-- Start of Material provided --
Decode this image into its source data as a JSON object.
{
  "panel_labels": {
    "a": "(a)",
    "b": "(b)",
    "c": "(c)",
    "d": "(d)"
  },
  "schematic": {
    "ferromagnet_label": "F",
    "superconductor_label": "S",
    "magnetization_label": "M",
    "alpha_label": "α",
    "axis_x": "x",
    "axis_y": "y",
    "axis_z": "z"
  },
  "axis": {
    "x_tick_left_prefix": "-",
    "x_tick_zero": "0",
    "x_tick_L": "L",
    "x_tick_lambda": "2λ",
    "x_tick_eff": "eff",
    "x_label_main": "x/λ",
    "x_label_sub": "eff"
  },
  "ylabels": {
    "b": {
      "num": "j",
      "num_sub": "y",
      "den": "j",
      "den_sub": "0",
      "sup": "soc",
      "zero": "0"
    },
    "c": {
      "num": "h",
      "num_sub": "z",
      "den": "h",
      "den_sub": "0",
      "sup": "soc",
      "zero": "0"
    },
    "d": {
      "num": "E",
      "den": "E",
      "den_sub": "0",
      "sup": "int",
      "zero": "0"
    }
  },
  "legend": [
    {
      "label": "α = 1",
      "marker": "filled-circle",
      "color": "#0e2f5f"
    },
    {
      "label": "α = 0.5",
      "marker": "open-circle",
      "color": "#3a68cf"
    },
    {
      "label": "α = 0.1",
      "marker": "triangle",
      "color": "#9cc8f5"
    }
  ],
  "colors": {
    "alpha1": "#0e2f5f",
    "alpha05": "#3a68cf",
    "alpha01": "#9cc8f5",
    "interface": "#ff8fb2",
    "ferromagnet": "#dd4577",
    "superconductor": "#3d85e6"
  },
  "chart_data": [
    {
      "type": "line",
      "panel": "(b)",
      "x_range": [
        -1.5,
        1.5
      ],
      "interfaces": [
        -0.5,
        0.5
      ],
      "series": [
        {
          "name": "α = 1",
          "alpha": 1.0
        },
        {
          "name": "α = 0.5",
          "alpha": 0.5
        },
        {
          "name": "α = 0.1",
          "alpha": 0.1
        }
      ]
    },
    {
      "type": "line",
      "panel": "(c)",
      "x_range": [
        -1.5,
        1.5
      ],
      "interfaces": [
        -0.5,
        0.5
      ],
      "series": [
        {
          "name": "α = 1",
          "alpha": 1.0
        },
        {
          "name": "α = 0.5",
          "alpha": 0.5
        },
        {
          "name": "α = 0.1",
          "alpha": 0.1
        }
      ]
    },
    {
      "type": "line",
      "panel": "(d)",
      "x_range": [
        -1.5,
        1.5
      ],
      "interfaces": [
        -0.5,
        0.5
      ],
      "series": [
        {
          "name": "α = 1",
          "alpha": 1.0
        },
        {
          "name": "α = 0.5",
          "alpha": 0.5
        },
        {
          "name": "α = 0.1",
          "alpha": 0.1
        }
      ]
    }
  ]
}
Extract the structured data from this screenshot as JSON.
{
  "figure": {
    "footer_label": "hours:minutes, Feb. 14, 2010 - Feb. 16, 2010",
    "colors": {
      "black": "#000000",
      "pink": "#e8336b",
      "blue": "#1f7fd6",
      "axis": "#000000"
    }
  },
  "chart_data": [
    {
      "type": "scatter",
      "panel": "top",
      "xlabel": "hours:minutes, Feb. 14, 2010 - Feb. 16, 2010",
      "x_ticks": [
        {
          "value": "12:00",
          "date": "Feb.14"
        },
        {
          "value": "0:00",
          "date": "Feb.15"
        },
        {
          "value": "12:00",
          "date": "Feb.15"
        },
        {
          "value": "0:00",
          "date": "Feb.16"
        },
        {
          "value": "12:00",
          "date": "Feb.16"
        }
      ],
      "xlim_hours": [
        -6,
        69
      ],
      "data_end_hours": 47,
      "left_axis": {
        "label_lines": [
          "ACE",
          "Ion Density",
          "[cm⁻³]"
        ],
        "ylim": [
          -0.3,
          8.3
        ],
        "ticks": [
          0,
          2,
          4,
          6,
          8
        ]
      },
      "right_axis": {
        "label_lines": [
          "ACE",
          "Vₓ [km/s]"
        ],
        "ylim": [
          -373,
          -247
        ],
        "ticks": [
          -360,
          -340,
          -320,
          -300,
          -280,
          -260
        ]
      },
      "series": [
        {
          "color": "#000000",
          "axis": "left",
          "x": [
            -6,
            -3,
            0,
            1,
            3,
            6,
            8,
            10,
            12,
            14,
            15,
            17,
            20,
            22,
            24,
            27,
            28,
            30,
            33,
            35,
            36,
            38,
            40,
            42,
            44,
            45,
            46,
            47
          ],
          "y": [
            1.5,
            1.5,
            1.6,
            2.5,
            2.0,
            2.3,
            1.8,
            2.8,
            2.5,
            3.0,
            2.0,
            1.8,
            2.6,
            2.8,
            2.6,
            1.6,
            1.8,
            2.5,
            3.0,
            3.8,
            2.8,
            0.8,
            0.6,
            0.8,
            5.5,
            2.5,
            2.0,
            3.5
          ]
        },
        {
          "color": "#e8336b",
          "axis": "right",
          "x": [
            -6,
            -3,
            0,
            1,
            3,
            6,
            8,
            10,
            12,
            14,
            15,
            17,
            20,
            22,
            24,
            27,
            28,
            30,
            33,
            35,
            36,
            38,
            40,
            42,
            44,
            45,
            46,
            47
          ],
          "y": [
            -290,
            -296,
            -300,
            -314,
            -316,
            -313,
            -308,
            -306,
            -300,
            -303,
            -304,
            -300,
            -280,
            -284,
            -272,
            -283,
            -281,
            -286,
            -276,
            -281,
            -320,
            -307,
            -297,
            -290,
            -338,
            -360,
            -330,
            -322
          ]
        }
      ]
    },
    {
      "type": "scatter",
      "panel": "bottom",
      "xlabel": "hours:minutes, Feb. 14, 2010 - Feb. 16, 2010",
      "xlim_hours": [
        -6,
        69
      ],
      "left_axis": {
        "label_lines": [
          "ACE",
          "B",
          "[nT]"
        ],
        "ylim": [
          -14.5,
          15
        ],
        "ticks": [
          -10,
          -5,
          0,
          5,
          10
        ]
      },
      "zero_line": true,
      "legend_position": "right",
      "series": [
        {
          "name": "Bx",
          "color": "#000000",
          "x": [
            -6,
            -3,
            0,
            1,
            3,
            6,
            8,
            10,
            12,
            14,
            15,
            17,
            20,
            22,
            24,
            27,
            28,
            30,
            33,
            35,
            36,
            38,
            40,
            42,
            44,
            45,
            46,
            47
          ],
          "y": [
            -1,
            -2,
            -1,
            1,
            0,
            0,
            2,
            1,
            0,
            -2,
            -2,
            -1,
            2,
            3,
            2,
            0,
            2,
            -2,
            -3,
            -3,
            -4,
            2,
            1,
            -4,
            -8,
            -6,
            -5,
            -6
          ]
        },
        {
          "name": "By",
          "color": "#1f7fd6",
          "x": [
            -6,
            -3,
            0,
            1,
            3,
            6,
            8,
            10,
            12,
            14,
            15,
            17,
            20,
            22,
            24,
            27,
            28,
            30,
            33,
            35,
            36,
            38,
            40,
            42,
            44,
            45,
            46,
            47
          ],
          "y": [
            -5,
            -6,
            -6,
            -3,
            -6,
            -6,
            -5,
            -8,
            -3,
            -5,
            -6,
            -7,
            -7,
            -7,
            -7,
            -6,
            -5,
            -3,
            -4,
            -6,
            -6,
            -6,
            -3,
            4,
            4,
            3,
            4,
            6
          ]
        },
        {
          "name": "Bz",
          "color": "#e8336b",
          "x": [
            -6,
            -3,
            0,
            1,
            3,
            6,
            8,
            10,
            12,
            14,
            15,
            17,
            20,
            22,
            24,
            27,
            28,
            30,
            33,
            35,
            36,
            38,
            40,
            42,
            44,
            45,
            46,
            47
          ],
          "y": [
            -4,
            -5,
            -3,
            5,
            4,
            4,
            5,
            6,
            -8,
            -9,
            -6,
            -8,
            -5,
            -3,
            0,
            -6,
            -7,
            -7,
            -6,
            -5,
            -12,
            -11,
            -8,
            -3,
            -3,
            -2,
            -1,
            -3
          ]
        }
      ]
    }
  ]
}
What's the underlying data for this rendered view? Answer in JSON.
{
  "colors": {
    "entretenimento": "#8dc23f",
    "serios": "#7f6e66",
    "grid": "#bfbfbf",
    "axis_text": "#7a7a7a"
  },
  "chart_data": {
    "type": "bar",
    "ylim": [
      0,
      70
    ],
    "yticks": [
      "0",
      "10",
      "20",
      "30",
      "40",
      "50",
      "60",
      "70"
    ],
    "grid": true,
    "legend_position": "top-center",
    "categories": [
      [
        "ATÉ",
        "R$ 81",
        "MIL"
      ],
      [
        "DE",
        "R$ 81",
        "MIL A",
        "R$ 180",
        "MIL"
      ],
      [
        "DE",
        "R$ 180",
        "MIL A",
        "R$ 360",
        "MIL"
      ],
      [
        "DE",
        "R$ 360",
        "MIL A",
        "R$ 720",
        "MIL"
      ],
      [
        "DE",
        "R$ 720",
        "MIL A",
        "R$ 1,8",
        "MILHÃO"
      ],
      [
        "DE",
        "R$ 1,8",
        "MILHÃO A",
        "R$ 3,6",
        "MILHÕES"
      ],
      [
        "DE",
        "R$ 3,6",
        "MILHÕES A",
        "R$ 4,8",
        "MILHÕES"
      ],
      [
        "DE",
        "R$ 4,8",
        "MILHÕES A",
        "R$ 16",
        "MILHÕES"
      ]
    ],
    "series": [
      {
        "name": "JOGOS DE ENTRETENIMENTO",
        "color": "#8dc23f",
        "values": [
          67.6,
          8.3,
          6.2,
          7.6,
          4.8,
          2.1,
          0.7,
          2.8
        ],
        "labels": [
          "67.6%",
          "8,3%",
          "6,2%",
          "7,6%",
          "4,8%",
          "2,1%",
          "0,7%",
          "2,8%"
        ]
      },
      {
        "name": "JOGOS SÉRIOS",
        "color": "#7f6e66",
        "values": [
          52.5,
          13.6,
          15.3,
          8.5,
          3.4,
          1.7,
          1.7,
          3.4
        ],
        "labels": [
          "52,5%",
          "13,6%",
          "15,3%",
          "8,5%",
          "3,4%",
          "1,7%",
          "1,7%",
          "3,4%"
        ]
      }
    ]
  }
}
-- End of Material provided --
## Task details:
Select and copy every line of the listing with the word "this".

## Solution below:
Decode this image into its source data as a JSON object.
Extract the structured data from this screenshot as JSON.
What's the underlying data for this rendered view? Answer in JSON.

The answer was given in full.